PROBLEM TO SOLVE: Copy out every line in the entries below that includes "this".

Entries with figure data:

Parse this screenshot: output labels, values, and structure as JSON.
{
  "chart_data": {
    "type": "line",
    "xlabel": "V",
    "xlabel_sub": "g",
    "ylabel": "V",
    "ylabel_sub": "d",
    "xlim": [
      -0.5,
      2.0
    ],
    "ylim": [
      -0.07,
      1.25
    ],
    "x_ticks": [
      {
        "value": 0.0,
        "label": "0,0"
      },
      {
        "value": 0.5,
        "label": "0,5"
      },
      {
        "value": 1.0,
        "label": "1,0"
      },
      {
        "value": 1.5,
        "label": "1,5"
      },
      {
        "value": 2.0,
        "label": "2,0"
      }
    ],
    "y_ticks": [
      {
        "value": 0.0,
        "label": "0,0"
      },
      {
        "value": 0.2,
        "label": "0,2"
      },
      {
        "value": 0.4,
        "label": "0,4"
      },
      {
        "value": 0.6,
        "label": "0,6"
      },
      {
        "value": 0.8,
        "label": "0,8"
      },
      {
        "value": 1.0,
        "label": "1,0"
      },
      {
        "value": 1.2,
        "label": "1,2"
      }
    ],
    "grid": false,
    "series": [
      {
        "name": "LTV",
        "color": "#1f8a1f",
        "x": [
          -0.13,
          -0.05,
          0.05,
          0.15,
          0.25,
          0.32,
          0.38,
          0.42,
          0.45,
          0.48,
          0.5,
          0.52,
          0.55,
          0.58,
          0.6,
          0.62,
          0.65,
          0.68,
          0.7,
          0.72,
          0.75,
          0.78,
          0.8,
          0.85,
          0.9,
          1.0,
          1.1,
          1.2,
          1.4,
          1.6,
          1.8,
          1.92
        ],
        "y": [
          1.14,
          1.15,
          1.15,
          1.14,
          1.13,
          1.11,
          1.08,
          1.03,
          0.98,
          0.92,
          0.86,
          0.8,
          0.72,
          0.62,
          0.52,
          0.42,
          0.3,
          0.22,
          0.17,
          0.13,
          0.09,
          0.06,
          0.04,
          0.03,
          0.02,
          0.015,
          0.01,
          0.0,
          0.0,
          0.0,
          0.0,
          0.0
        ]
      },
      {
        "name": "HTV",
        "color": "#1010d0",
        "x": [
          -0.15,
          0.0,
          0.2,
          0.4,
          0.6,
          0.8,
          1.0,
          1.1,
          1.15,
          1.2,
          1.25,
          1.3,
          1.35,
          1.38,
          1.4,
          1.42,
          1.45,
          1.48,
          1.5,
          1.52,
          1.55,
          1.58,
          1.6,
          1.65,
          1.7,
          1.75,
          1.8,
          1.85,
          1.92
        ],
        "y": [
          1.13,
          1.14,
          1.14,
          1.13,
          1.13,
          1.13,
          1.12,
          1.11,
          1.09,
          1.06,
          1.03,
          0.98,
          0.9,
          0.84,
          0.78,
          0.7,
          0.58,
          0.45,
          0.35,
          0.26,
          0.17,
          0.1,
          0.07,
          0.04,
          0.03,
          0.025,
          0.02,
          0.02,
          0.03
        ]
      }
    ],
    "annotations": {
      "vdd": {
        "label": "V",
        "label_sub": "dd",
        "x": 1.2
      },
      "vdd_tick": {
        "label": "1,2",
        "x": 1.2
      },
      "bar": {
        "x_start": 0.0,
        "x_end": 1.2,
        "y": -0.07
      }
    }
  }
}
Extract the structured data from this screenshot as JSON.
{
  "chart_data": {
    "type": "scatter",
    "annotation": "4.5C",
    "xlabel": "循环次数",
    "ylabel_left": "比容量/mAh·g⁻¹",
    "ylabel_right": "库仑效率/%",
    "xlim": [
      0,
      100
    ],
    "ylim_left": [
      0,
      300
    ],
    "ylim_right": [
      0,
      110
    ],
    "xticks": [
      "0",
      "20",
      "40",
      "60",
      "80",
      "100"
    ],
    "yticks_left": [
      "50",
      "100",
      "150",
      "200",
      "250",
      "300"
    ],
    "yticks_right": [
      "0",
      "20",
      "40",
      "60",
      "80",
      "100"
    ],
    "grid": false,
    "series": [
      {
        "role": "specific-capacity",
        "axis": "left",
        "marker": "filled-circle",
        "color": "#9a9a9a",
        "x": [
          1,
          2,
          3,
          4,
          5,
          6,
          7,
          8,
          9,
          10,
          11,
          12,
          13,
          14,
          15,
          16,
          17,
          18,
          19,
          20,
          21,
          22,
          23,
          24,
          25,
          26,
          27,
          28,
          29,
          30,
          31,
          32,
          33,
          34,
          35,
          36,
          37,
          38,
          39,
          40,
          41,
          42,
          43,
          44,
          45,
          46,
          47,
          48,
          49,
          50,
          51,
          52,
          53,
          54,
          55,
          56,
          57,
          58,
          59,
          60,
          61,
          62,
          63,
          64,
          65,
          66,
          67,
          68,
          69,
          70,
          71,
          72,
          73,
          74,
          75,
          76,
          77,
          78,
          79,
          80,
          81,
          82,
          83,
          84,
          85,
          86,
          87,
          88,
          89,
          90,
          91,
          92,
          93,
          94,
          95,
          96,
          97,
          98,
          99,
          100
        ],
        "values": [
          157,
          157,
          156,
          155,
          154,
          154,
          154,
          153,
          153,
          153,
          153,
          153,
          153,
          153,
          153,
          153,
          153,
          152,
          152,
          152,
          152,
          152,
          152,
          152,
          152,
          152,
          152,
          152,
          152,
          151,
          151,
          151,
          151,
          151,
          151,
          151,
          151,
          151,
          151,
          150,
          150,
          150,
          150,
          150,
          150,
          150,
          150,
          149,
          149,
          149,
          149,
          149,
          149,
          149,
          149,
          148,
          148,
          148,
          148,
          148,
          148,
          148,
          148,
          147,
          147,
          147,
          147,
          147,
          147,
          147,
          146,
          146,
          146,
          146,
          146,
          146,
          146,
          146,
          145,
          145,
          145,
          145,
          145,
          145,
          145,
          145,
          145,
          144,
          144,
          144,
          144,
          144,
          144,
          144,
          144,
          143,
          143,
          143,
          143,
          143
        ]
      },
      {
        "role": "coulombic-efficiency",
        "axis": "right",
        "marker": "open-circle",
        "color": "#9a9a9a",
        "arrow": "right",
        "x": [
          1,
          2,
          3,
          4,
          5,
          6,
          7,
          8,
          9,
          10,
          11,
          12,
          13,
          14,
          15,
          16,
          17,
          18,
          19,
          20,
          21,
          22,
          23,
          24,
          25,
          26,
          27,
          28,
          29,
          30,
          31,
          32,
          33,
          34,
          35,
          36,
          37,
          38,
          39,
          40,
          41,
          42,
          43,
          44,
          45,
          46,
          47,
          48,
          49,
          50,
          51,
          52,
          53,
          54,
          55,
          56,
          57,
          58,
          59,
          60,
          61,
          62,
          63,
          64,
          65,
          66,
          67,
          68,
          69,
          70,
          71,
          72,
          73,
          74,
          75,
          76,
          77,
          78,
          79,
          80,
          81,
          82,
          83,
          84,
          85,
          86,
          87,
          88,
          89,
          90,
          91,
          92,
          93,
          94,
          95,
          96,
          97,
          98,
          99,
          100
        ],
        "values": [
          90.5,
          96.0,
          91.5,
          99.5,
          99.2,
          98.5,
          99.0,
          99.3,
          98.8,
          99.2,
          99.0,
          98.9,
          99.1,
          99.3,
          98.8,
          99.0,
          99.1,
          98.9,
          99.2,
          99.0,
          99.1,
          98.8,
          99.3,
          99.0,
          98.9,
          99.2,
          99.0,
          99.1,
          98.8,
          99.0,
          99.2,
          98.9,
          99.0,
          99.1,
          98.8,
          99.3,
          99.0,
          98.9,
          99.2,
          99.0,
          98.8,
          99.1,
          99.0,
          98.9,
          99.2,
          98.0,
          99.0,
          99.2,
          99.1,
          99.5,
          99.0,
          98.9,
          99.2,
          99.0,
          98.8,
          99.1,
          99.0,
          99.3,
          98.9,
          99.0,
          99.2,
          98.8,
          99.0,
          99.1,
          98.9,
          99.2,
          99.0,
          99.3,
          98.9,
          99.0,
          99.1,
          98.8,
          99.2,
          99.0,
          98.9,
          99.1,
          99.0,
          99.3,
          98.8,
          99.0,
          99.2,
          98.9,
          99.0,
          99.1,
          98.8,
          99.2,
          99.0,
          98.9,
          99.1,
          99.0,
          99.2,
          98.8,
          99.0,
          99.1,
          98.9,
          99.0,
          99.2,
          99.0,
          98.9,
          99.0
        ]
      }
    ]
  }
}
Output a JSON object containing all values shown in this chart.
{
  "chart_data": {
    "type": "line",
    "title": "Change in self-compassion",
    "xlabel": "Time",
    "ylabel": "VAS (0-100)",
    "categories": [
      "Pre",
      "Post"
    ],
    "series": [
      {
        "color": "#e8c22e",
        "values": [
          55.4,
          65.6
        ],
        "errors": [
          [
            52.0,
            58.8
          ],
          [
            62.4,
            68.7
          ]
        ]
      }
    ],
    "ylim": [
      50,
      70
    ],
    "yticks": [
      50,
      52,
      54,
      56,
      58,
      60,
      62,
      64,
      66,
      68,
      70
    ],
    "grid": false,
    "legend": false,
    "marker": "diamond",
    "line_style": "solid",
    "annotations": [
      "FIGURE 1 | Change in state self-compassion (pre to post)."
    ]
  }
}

WRITTEN RESPONSE:
Parse this screenshot: output labels, values, and structure as JSON.
Extract the structured data from this screenshot as JSON.
Output a JSON object containing all values shown in this chart.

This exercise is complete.